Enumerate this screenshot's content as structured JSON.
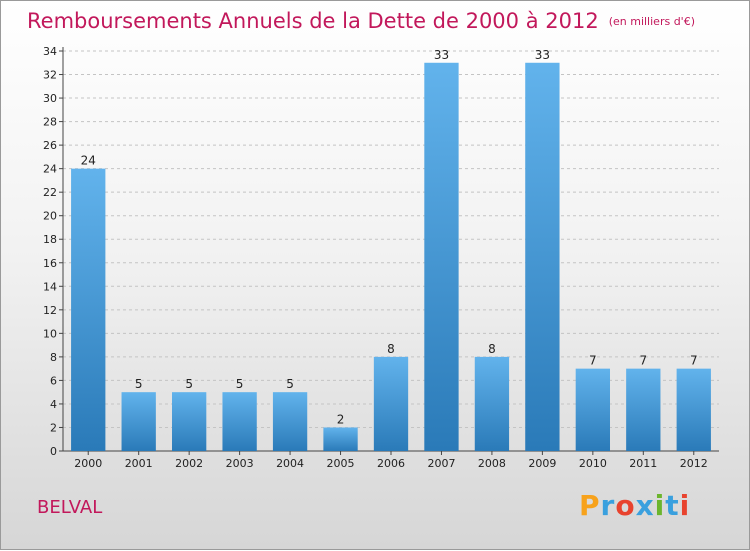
{
  "header": {
    "title": "Remboursements Annuels de la Dette de 2000 à 2012",
    "subtitle": "(en milliers d'€)"
  },
  "footer": {
    "commune": "BELVAL",
    "logo": {
      "letters": [
        "P",
        "r",
        "o",
        "x",
        "i",
        "t",
        "i"
      ],
      "colors": [
        "#f7a21b",
        "#3aa0de",
        "#e8432e",
        "#3aa0de",
        "#6cb52d",
        "#3aa0de",
        "#e8432e"
      ]
    }
  },
  "chart_data": {
    "type": "bar",
    "categories": [
      "2000",
      "2001",
      "2002",
      "2003",
      "2004",
      "2005",
      "2006",
      "2007",
      "2008",
      "2009",
      "2010",
      "2011",
      "2012"
    ],
    "values": [
      24,
      5,
      5,
      5,
      5,
      2,
      8,
      33,
      8,
      33,
      7,
      7,
      7
    ],
    "value_labels": [
      "24",
      "5",
      "5",
      "5",
      "5",
      "2",
      "8",
      "33",
      "8",
      "33",
      "7",
      "7",
      "7"
    ],
    "y_ticks": [
      "0",
      "2",
      "4",
      "6",
      "8",
      "10",
      "12",
      "14",
      "16",
      "18",
      "20",
      "22",
      "24",
      "26",
      "28",
      "30",
      "32",
      "34"
    ],
    "ylim": [
      0,
      34
    ],
    "grid": "horizontal dashed",
    "bar_color_top": "#62b3ec",
    "bar_color_bottom": "#2a7ab8"
  }
}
-------------------------
### Problem to work on
Repeat each entry exactly. Pictures do not belong in the copy.

### Full answer
Enumerate this screenshot's content as structured JSON.
{
  "header": {
    "title": "Remboursements Annuels de la Dette de 2000 à 2012",
    "subtitle": "(en milliers d'€)"
  },
  "footer": {
    "commune": "BELVAL",
    "logo": {
      "letters": [
        "P",
        "r",
        "o",
        "x",
        "i",
        "t",
        "i"
      ],
      "colors": [
        "#f7a21b",
        "#3aa0de",
        "#e8432e",
        "#3aa0de",
        "#6cb52d",
        "#3aa0de",
        "#e8432e"
      ]
    }
  },
  "chart_data": {
    "type": "bar",
    "categories": [
      "2000",
      "2001",
      "2002",
      "2003",
      "2004",
      "2005",
      "2006",
      "2007",
      "2008",
      "2009",
      "2010",
      "2011",
      "2012"
    ],
    "values": [
      24,
      5,
      5,
      5,
      5,
      2,
      8,
      33,
      8,
      33,
      7,
      7,
      7
    ],
    "value_labels": [
      "24",
      "5",
      "5",
      "5",
      "5",
      "2",
      "8",
      "33",
      "8",
      "33",
      "7",
      "7",
      "7"
    ],
    "y_ticks": [
      "0",
      "2",
      "4",
      "6",
      "8",
      "10",
      "12",
      "14",
      "16",
      "18",
      "20",
      "22",
      "24",
      "26",
      "28",
      "30",
      "32",
      "34"
    ],
    "ylim": [
      0,
      34
    ],
    "grid": "horizontal dashed",
    "bar_color_top": "#62b3ec",
    "bar_color_bottom": "#2a7ab8"
  }
}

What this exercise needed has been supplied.